-- Exercise brief --
Quote all of the entries word for word.
[START OF Provided information]
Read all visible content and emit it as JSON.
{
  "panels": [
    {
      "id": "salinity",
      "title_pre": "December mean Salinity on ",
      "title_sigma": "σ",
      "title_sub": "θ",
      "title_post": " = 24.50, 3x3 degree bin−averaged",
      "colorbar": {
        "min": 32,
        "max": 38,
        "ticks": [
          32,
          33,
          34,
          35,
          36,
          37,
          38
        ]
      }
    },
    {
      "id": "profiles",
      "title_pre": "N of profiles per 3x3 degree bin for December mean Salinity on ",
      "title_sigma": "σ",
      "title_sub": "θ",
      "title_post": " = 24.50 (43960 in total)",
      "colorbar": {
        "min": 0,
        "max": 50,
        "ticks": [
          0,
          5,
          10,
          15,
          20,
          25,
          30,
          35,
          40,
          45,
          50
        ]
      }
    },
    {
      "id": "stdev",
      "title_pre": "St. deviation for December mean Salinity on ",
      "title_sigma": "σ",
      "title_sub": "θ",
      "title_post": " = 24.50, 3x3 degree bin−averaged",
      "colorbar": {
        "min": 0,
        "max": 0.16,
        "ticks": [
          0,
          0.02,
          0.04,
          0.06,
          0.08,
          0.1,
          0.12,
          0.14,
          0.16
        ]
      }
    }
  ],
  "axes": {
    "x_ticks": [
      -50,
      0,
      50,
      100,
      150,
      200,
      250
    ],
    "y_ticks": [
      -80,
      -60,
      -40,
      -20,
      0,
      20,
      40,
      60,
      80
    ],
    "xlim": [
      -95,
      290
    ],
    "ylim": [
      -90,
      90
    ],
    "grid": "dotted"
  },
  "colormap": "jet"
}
[END OF Provided information]
-- Solved exercise --
Read all visible content and emit it as JSON.
{
  "panels": [
    {
      "id": "salinity",
      "title_pre": "December mean Salinity on ",
      "title_sigma": "σ",
      "title_sub": "θ",
      "title_post": " = 24.50, 3x3 degree bin−averaged",
      "colorbar": {
        "min": 32,
        "max": 38,
        "ticks": [
          32,
          33,
          34,
          35,
          36,
          37,
          38
        ]
      }
    },
    {
      "id": "profiles",
      "title_pre": "N of profiles per 3x3 degree bin for December mean Salinity on ",
      "title_sigma": "σ",
      "title_sub": "θ",
      "title_post": " = 24.50 (43960 in total)",
      "colorbar": {
        "min": 0,
        "max": 50,
        "ticks": [
          0,
          5,
          10,
          15,
          20,
          25,
          30,
          35,
          40,
          45,
          50
        ]
      }
    },
    {
      "id": "stdev",
      "title_pre": "St. deviation for December mean Salinity on ",
      "title_sigma": "σ",
      "title_sub": "θ",
      "title_post": " = 24.50, 3x3 degree bin−averaged",
      "colorbar": {
        "min": 0,
        "max": 0.16,
        "ticks": [
          0,
          0.02,
          0.04,
          0.06,
          0.08,
          0.1,
          0.12,
          0.14,
          0.16
        ]
      }
    }
  ],
  "axes": {
    "x_ticks": [
      -50,
      0,
      50,
      100,
      150,
      200,
      250
    ],
    "y_ticks": [
      -80,
      -60,
      -40,
      -20,
      0,
      20,
      40,
      60,
      80
    ],
    "xlim": [
      -95,
      290
    ],
    "ylim": [
      -90,
      90
    ],
    "grid": "dotted"
  },
  "colormap": "jet"
}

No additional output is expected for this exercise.